◆ **SET EXERCISE**:
Return all of the entries exactly, with nothing added or left out.

◆ **DATA EXCERPTS**:
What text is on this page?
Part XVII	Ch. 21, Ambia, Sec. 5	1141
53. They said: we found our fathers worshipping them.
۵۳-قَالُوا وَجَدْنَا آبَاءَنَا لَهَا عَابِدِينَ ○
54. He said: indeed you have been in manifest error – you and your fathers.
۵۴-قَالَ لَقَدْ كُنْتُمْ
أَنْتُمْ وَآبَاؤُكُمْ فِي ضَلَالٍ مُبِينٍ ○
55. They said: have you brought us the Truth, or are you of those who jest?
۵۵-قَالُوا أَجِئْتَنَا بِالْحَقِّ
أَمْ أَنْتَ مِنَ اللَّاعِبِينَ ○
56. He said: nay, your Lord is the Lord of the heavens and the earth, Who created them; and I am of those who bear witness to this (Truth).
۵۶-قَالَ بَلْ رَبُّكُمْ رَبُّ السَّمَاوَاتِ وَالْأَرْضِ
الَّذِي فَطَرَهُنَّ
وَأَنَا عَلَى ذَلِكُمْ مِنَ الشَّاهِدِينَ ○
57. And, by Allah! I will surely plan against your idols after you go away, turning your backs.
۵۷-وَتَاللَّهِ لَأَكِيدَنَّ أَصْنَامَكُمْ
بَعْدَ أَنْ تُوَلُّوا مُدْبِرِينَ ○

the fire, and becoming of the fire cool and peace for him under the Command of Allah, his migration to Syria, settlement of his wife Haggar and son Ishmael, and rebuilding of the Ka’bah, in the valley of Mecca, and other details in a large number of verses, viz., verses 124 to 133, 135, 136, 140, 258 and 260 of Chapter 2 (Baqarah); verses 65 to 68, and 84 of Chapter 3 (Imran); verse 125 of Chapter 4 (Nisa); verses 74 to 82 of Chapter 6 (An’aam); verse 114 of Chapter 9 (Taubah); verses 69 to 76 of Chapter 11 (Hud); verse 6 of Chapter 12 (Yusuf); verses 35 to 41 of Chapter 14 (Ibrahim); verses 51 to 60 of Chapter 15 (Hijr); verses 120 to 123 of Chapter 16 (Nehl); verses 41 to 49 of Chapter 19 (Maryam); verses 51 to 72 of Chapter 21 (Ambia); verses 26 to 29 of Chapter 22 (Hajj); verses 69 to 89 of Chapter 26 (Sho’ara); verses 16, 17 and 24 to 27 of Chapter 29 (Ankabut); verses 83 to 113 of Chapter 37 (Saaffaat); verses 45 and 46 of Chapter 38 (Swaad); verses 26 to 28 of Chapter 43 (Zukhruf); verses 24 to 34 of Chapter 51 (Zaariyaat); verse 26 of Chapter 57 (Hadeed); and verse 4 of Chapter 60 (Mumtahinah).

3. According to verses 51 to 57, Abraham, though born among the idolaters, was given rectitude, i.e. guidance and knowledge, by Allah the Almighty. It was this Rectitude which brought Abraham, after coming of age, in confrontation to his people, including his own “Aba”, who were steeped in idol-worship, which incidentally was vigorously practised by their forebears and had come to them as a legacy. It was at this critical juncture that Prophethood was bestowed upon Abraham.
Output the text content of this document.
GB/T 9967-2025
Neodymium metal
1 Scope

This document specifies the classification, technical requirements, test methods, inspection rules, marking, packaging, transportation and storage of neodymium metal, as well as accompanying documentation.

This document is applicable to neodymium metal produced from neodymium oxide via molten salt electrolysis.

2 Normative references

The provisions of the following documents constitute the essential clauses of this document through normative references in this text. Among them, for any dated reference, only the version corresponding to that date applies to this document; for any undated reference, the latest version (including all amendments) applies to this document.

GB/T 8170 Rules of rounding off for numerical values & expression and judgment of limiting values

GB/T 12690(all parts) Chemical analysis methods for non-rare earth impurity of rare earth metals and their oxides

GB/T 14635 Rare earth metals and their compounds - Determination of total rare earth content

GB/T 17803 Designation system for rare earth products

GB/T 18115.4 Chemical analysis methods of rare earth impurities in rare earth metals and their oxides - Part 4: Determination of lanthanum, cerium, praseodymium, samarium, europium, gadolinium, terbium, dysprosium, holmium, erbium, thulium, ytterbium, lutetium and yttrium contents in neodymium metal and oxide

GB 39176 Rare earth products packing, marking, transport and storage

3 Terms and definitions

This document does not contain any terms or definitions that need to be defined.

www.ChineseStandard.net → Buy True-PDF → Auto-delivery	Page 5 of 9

◆ **RESPONSE TO THIS TASK**:
What text is on this page?
Part XVII	Ch. 21, Ambia, Sec. 5	1141
53. They said: we found our fathers worshipping them.
۵۳-قَالُوا وَجَدْنَا آبَاءَنَا لَهَا عَابِدِينَ ○
54. He said: indeed you have been in manifest error – you and your fathers.
۵۴-قَالَ لَقَدْ كُنْتُمْ
أَنْتُمْ وَآبَاؤُكُمْ فِي ضَلَالٍ مُبِينٍ ○
55. They said: have you brought us the Truth, or are you of those who jest?
۵۵-قَالُوا أَجِئْتَنَا بِالْحَقِّ
أَمْ أَنْتَ مِنَ اللَّاعِبِينَ ○
56. He said: nay, your Lord is the Lord of the heavens and the earth, Who created them; and I am of those who bear witness to this (Truth).
۵۶-قَالَ بَلْ رَبُّكُمْ رَبُّ السَّمَاوَاتِ وَالْأَرْضِ
الَّذِي فَطَرَهُنَّ
وَأَنَا عَلَى ذَلِكُمْ مِنَ الشَّاهِدِينَ ○
57. And, by Allah! I will surely plan against your idols after you go away, turning your backs.
۵۷-وَتَاللَّهِ لَأَكِيدَنَّ أَصْنَامَكُمْ
بَعْدَ أَنْ تُوَلُّوا مُدْبِرِينَ ○

the fire, and becoming of the fire cool and peace for him under the Command of Allah, his migration to Syria, settlement of his wife Haggar and son Ishmael, and rebuilding of the Ka’bah, in the valley of Mecca, and other details in a large number of verses, viz., verses 124 to 133, 135, 136, 140, 258 and 260 of Chapter 2 (Baqarah); verses 65 to 68, and 84 of Chapter 3 (Imran); verse 125 of Chapter 4 (Nisa); verses 74 to 82 of Chapter 6 (An’aam); verse 114 of Chapter 9 (Taubah); verses 69 to 76 of Chapter 11 (Hud); verse 6 of Chapter 12 (Yusuf); verses 35 to 41 of Chapter 14 (Ibrahim); verses 51 to 60 of Chapter 15 (Hijr); verses 120 to 123 of Chapter 16 (Nehl); verses 41 to 49 of Chapter 19 (Maryam); verses 51 to 72 of Chapter 21 (Ambia); verses 26 to 29 of Chapter 22 (Hajj); verses 69 to 89 of Chapter 26 (Sho’ara); verses 16, 17 and 24 to 27 of Chapter 29 (Ankabut); verses 83 to 113 of Chapter 37 (Saaffaat); verses 45 and 46 of Chapter 38 (Swaad); verses 26 to 28 of Chapter 43 (Zukhruf); verses 24 to 34 of Chapter 51 (Zaariyaat); verse 26 of Chapter 57 (Hadeed); and verse 4 of Chapter 60 (Mumtahinah).

3. According to verses 51 to 57, Abraham, though born among the idolaters, was given rectitude, i.e. guidance and knowledge, by Allah the Almighty. It was this Rectitude which brought Abraham, after coming of age, in confrontation to his people, including his own “Aba”, who were steeped in idol-worship, which incidentally was vigorously practised by their forebears and had come to them as a legacy. It was at this critical juncture that Prophethood was bestowed upon Abraham.
Output the text content of this document.
GB/T 9967-2025
Neodymium metal
1 Scope

This document specifies the classification, technical requirements, test methods, inspection rules, marking, packaging, transportation and storage of neodymium metal, as well as accompanying documentation.

This document is applicable to neodymium metal produced from neodymium oxide via molten salt electrolysis.

2 Normative references

The provisions of the following documents constitute the essential clauses of this document through normative references in this text. Among them, for any dated reference, only the version corresponding to that date applies to this document; for any undated reference, the latest version (including all amendments) applies to this document.

GB/T 8170 Rules of rounding off for numerical values & expression and judgment of limiting values

GB/T 12690(all parts) Chemical analysis methods for non-rare earth impurity of rare earth metals and their oxides

GB/T 14635 Rare earth metals and their compounds - Determination of total rare earth content

GB/T 17803 Designation system for rare earth products

GB/T 18115.4 Chemical analysis methods of rare earth impurities in rare earth metals and their oxides - Part 4: Determination of lanthanum, cerium, praseodymium, samarium, europium, gadolinium, terbium, dysprosium, holmium, erbium, thulium, ytterbium, lutetium and yttrium contents in neodymium metal and oxide

GB 39176 Rare earth products packing, marking, transport and storage

3 Terms and definitions

This document does not contain any terms or definitions that need to be defined.

www.ChineseStandard.net → Buy True-PDF → Auto-delivery	Page 5 of 9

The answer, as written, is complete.